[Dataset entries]
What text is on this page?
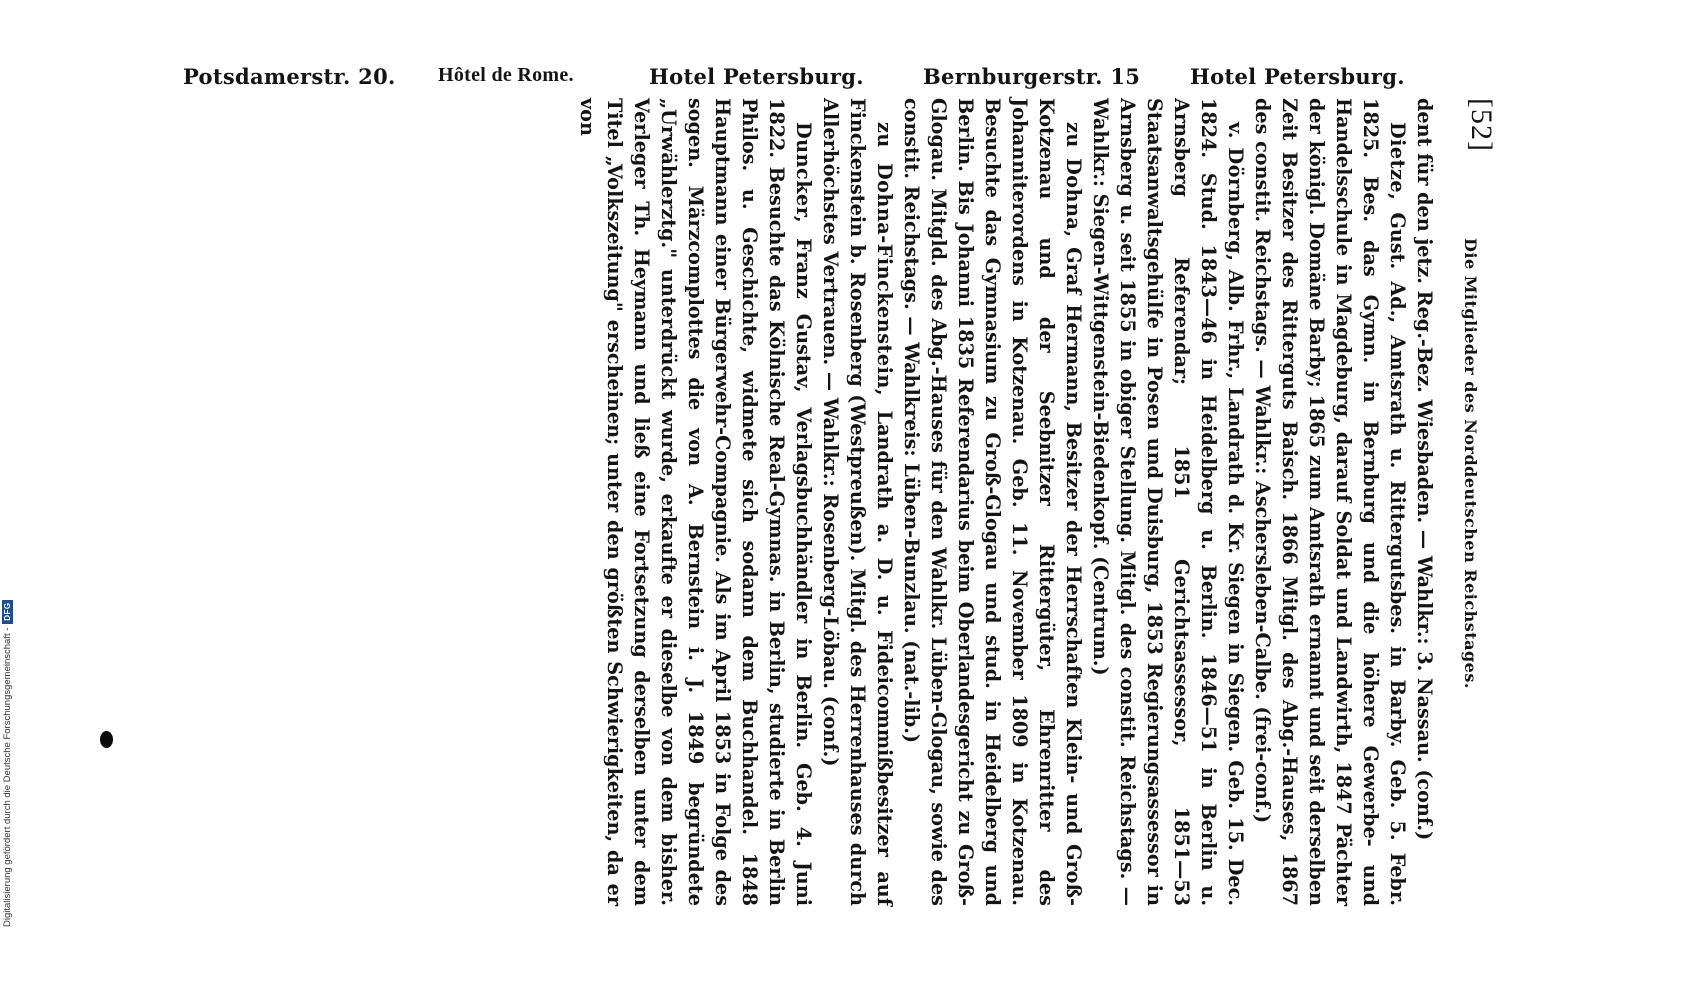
Potsdamerstr. 20. Hôtel de Rome.	Hotel Petersburg.	Bernburgerstr. 15 Hotel Petersburg.
[52]
Die Mitglieder des Norddeutschen Reichstages.

dent für den jetz. Reg.-Bez. Wiesbaden. — Wahlkr.: 3. Nassau. (conf.)

Dietze, Gust. Ad., Amtsrath u. Rittergutsbes. in Barby. Geb. 5. Febr. 1825. Bes. das Gymn. in Bernburg und die höhere Gewerbe- und Handelsschule in Magdeburg, darauf Soldat und Landwirth, 1847 Pächter der königl. Domäne Barby; 1865 zum Amtsrath ernannt und seit derselben Zeit Besitzer des Ritterguts Baisch. 1866 Mitgl. des Abg.-Hauses, 1867 des constit. Reichstags. — Wahlkr.: Aschersleben-Calbe. (frei-conf.)

v. Dörnberg, Alb. Frhr., Landrath d. Kr. Siegen in Siegen. Geb. 15. Dec. 1824. Stud. 1843—46 in Heidelberg u. Berlin. 1846—51 in Berlin u. Arnsberg Referendar; 1851 Gerichtsassessor, 1851—53 Staatsanwaltsgehülfe in Posen und Duisburg, 1853 Regierungsassessor in Arnsberg u. seit 1855 in obiger Stellung. Mitgl. des constit. Reichstags. — Wahlkr.: Siegen-Wittgenstein-Biedenkopf. (Centrum.)

zu Dohna, Graf Hermann, Besitzer der Herrschaften Klein- und Groß-Kotzenau und der Seebnitzer Rittergüter, Ehrenritter des Johanniterordens in Kotzenau. Geb. 11. November 1809 in Kotzenau. Besuchte das Gymnasium zu Groß-Glogau und stud. in Heidelberg und Berlin. Bis Johanni 1835 Referendarius beim Oberlandesgericht zu Groß-Glogau. Mitgld. des Abg.-Hauses für den Wahlkr. Lüben-Glogau, sowie des constit. Reichstags. — Wahlkreis: Lüben-Bunzlau. (nat.-lib.)

zu Dohna-Finckenstein, Landrath a. D. u. Fideicommißbesitzer auf Finckenstein b. Rosenberg (Westpreußen). Mitgl. des Herrenhauses durch Allerhöchstes Vertrauen. — Wahlkr.: Rosenberg-Löbau. (conf.)

Duncker, Franz Gustav, Verlagsbuchhändler in Berlin. Geb. 4. Juni 1822. Besuchte das Kölnische Real-Gymnas. in Berlin, studierte in Berlin Philos. u. Geschichte, widmete sich sodann dem Buchhandel. 1848 Hauptmann einer Bürgerwehr-Compagnie. Als im April 1853 in Folge des sogen. Märzcomplottes die von A. Bernstein i. J. 1849 begründete „Urwählerztg." unterdrückt wurde, erkaufte er dieselbe von dem bisher. Verleger Th. Heymann und ließ eine Fortsetzung derselben unter dem Titel „Volkszeitung" erscheinen; unter den größten Schwierigkeiten, da er von

Digitalisierung gefördert durch die Deutsche Forschungsgemeinschaft -
DFG
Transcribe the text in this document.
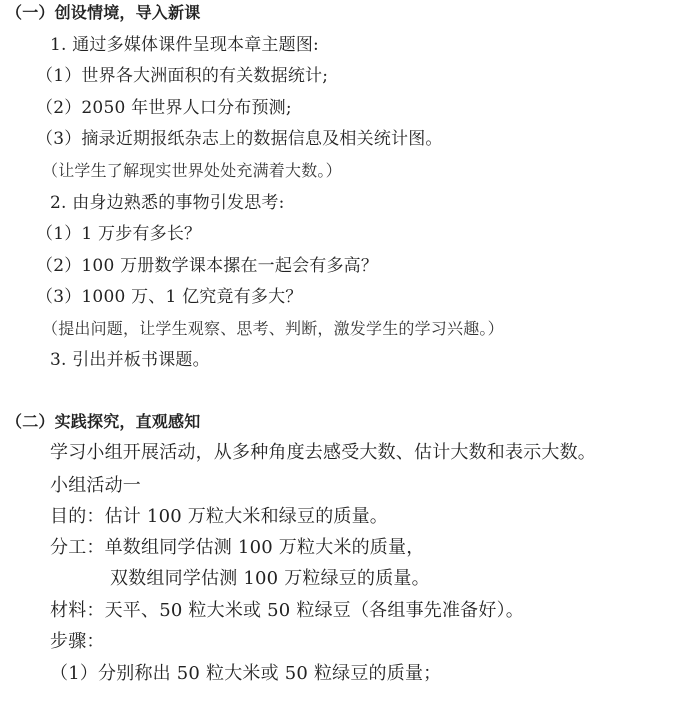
（一）创设情境，导入新课
1. 通过多媒体课件呈现本章主题图:
（1）世界各大洲面积的有关数据统计;
（2）2050 年世界人口分布预测;
（3）摘录近期报纸杂志上的数据信息及相关统计图。
（让学生了解现实世界处处充满着大数。）
2. 由身边熟悉的事物引发思考:
（1）1 万步有多长？
（2）100 万册数学课本摞在一起会有多高？
（3）1000 万、1 亿究竟有多大？
（提出问题，让学生观察、思考、判断，激发学生的学习兴趣。）
3. 引出并板书课题。
（二）实践探究，直观感知
学习小组开展活动，从多种角度去感受大数、估计大数和表示大数。
小组活动一
目的：估计 100 万粒大米和绿豆的质量。
分工：单数组同学估测 100 万粒大米的质量，
双数组同学估测 100 万粒绿豆的质量。
材料：天平、50 粒大米或 50 粒绿豆（各组事先准备好）。
步骤：
（1）分别称出 50 粒大米或 50 粒绿豆的质量；
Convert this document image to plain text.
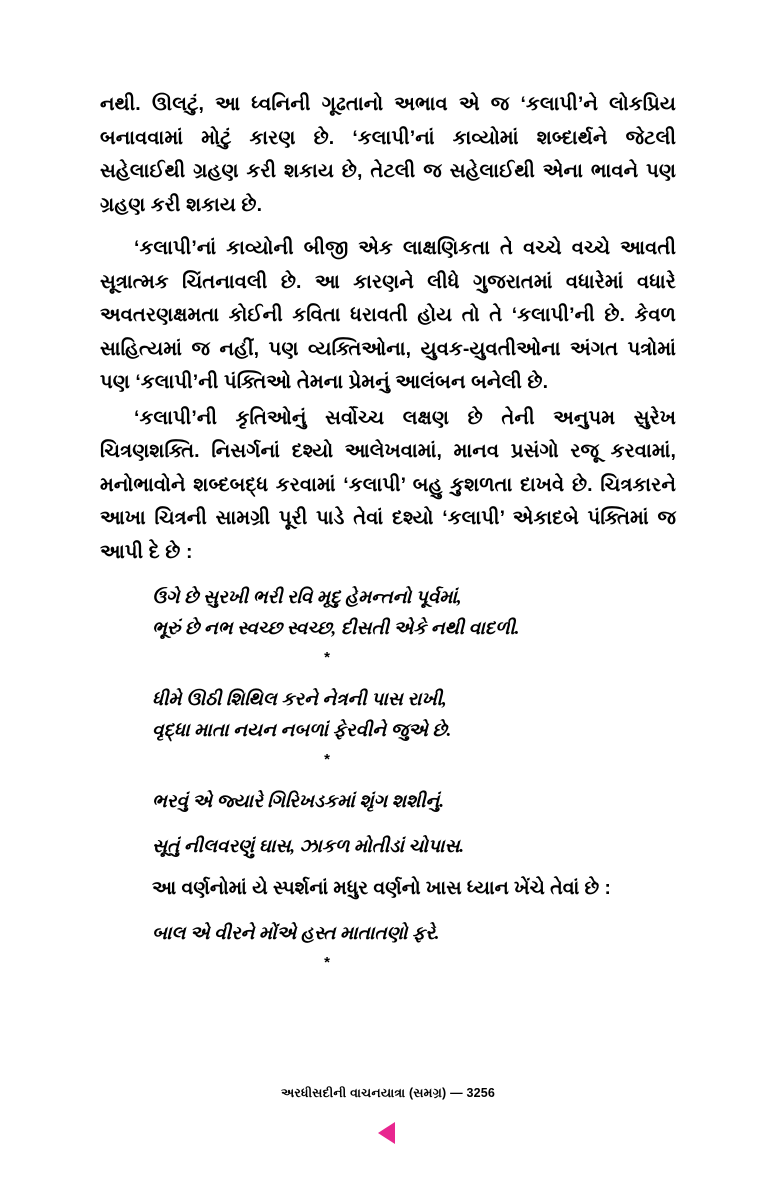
નથી. ઊલટું, આ ધ્વનિની ગૂઢતાનો અભાવ એ જ ‘કલાપી’ને લોકપ્રિય બનાવવામાં મોટું કારણ છે. ‘કલાપી’નાં કાવ્યોમાં શબ્દાર્થને જેટલી સહેલાઈથી ગ્રહણ કરી શકાય છે, તેટલી જ સહેલાઈથી એના ભાવને પણ ગ્રહણ કરી શકાય છે.

‘કલાપી’નાં કાવ્યોની બીજી એક લાક્ષણિકતા તે વચ્ચે વચ્ચે આવતી સૂત્રાત્મક ચિંતનાવલી છે. આ કારણને લીધે ગુજરાતમાં વધારેમાં વધારે અવતરણક્ષમતા કોઈની કવિતા ધરાવતી હોય તો તે ‘કલાપી’ની છે. કેવળ સાહિત્યમાં જ નહીં, પણ વ્યક્તિઓના, યુવક-યુવતીઓના અંગત પત્રોમાં પણ ‘કલાપી’ની પંક્તિઓ તેમના પ્રેમનું આલંબન બનેલી છે.

‘કલાપી’ની કૃતિઓનું સર્વોચ્ચ લક્ષણ છે તેની અનુપમ સુરેખ ચિત્રણશક્તિ. નિસર્ગનાં દશ્યો આલેખવામાં, માનવ પ્રસંગો રજૂ કરવામાં, મનોભાવોને શબ્દબદ્ધ કરવામાં ‘કલાપી’ બહુ કુશળતા દાખવે છે. ચિત્રકારને આખા ચિત્રની સામગ્રી પૂરી પાડે તેવાં દશ્યો ‘કલાપી’ એકાદબે પંક્તિમાં જ આપી દે છે :

ઉગે છે સુરખી ભરી રવિ મૃદુ હેમન્તનો પૂર્વમાં,
ભૂરું છે નભ સ્વચ્છ સ્વચ્છ, દીસતી એકે નથી વાદળી.
*
ધીમે ઊઠી શિથિલ કરને નેત્રની પાસ રાખી,
વૃદ્ધા માતા નયન નબળાં ફેરવીને જુએ છે.
*
ભરવું એ જ્યારે ગિરિખડકમાં શૃંગ શશીનું.
સૂતું નીલવરણું ઘાસ, ઝાકળ મોતીડાં ચોપાસ.
આ વર્ણનોમાં યે સ્પર્શનાં મધુર વર્ણનો ખાસ ધ્યાન ખેંચે તેવાં છે :
બાલ એ વીરને મોંએ હસ્ત માતાતણો ફરે.
*
અરધીસદીની વાચનયાત્રા (સમગ્ર) — 3256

WHAT YOU SHOULD DO →
Omit every picture, then repeat the remaining data exactly as it appears above.

OUTPUT OF THE EXERCISE →
What text is on this page?
Potsdamerstr. 20. Hôtel de Rome.	Hotel Petersburg.	Bernburgerstr. 15 Hotel Petersburg.
[52]
Die Mitglieder des Norddeutschen Reichstages.

dent für den jetz. Reg.-Bez. Wiesbaden. — Wahlkr.: 3. Nassau. (conf.)

Dietze, Gust. Ad., Amtsrath u. Rittergutsbes. in Barby. Geb. 5. Febr. 1825. Bes. das Gymn. in Bernburg und die höhere Gewerbe- und Handelsschule in Magdeburg, darauf Soldat und Landwirth, 1847 Pächter der königl. Domäne Barby; 1865 zum Amtsrath ernannt und seit derselben Zeit Besitzer des Ritterguts Baisch. 1866 Mitgl. des Abg.-Hauses, 1867 des constit. Reichstags. — Wahlkr.: Aschersleben-Calbe. (frei-conf.)

v. Dörnberg, Alb. Frhr., Landrath d. Kr. Siegen in Siegen. Geb. 15. Dec. 1824. Stud. 1843—46 in Heidelberg u. Berlin. 1846—51 in Berlin u. Arnsberg Referendar; 1851 Gerichtsassessor, 1851—53 Staatsanwaltsgehülfe in Posen und Duisburg, 1853 Regierungsassessor in Arnsberg u. seit 1855 in obiger Stellung. Mitgl. des constit. Reichstags. — Wahlkr.: Siegen-Wittgenstein-Biedenkopf. (Centrum.)

zu Dohna, Graf Hermann, Besitzer der Herrschaften Klein- und Groß-Kotzenau und der Seebnitzer Rittergüter, Ehrenritter des Johanniterordens in Kotzenau. Geb. 11. November 1809 in Kotzenau. Besuchte das Gymnasium zu Groß-Glogau und stud. in Heidelberg und Berlin. Bis Johanni 1835 Referendarius beim Oberlandesgericht zu Groß-Glogau. Mitgld. des Abg.-Hauses für den Wahlkr. Lüben-Glogau, sowie des constit. Reichstags. — Wahlkreis: Lüben-Bunzlau. (nat.-lib.)

zu Dohna-Finckenstein, Landrath a. D. u. Fideicommißbesitzer auf Finckenstein b. Rosenberg (Westpreußen). Mitgl. des Herrenhauses durch Allerhöchstes Vertrauen. — Wahlkr.: Rosenberg-Löbau. (conf.)

Duncker, Franz Gustav, Verlagsbuchhändler in Berlin. Geb. 4. Juni 1822. Besuchte das Kölnische Real-Gymnas. in Berlin, studierte in Berlin Philos. u. Geschichte, widmete sich sodann dem Buchhandel. 1848 Hauptmann einer Bürgerwehr-Compagnie. Als im April 1853 in Folge des sogen. Märzcomplottes die von A. Bernstein i. J. 1849 begründete „Urwählerztg." unterdrückt wurde, erkaufte er dieselbe von dem bisher. Verleger Th. Heymann und ließ eine Fortsetzung derselben unter dem Titel „Volkszeitung" erscheinen; unter den größten Schwierigkeiten, da er von

Digitalisierung gefördert durch die Deutsche Forschungsgemeinschaft -
DFG
Transcribe the text in this document.
（一）创设情境，导入新课
1. 通过多媒体课件呈现本章主题图:
（1）世界各大洲面积的有关数据统计;
（2）2050 年世界人口分布预测;
（3）摘录近期报纸杂志上的数据信息及相关统计图。
（让学生了解现实世界处处充满着大数。）
2. 由身边熟悉的事物引发思考:
（1）1 万步有多长？
（2）100 万册数学课本摞在一起会有多高？
（3）1000 万、1 亿究竟有多大？
（提出问题，让学生观察、思考、判断，激发学生的学习兴趣。）
3. 引出并板书课题。
（二）实践探究，直观感知
学习小组开展活动，从多种角度去感受大数、估计大数和表示大数。
小组活动一
目的：估计 100 万粒大米和绿豆的质量。
分工：单数组同学估测 100 万粒大米的质量，
双数组同学估测 100 万粒绿豆的质量。
材料：天平、50 粒大米或 50 粒绿豆（各组事先准备好）。
步骤：
（1）分别称出 50 粒大米或 50 粒绿豆的质量；
Convert this document image to plain text.
નથી. ઊલટું, આ ધ્વનિની ગૂઢતાનો અભાવ એ જ ‘કલાપી’ને લોકપ્રિય બનાવવામાં મોટું કારણ છે. ‘કલાપી’નાં કાવ્યોમાં શબ્દાર્થને જેટલી સહેલાઈથી ગ્રહણ કરી શકાય છે, તેટલી જ સહેલાઈથી એના ભાવને પણ ગ્રહણ કરી શકાય છે.

‘કલાપી’નાં કાવ્યોની બીજી એક લાક્ષણિકતા તે વચ્ચે વચ્ચે આવતી સૂત્રાત્મક ચિંતનાવલી છે. આ કારણને લીધે ગુજરાતમાં વધારેમાં વધારે અવતરણક્ષમતા કોઈની કવિતા ધરાવતી હોય તો તે ‘કલાપી’ની છે. કેવળ સાહિત્યમાં જ નહીં, પણ વ્યક્તિઓના, યુવક-યુવતીઓના અંગત પત્રોમાં પણ ‘કલાપી’ની પંક્તિઓ તેમના પ્રેમનું આલંબન બનેલી છે.

‘કલાપી’ની કૃતિઓનું સર્વોચ્ચ લક્ષણ છે તેની અનુપમ સુરેખ ચિત્રણશક્તિ. નિસર્ગનાં દશ્યો આલેખવામાં, માનવ પ્રસંગો રજૂ કરવામાં, મનોભાવોને શબ્દબદ્ધ કરવામાં ‘કલાપી’ બહુ કુશળતા દાખવે છે. ચિત્રકારને આખા ચિત્રની સામગ્રી પૂરી પાડે તેવાં દશ્યો ‘કલાપી’ એકાદબે પંક્તિમાં જ આપી દે છે :

ઉગે છે સુરખી ભરી રવિ મૃદુ હેમન્તનો પૂર્વમાં,
ભૂરું છે નભ સ્વચ્છ સ્વચ્છ, દીસતી એકે નથી વાદળી.
*
ધીમે ઊઠી શિથિલ કરને નેત્રની પાસ રાખી,
વૃદ્ધા માતા નયન નબળાં ફેરવીને જુએ છે.
*
ભરવું એ જ્યારે ગિરિખડકમાં શૃંગ શશીનું.
સૂતું નીલવરણું ઘાસ, ઝાકળ મોતીડાં ચોપાસ.
આ વર્ણનોમાં યે સ્પર્શનાં મધુર વર્ણનો ખાસ ધ્યાન ખેંચે તેવાં છે :
બાલ એ વીરને મોંએ હસ્ત માતાતણો ફરે.
*
અરધીસદીની વાચનયાત્રા (સમગ્ર) — 3256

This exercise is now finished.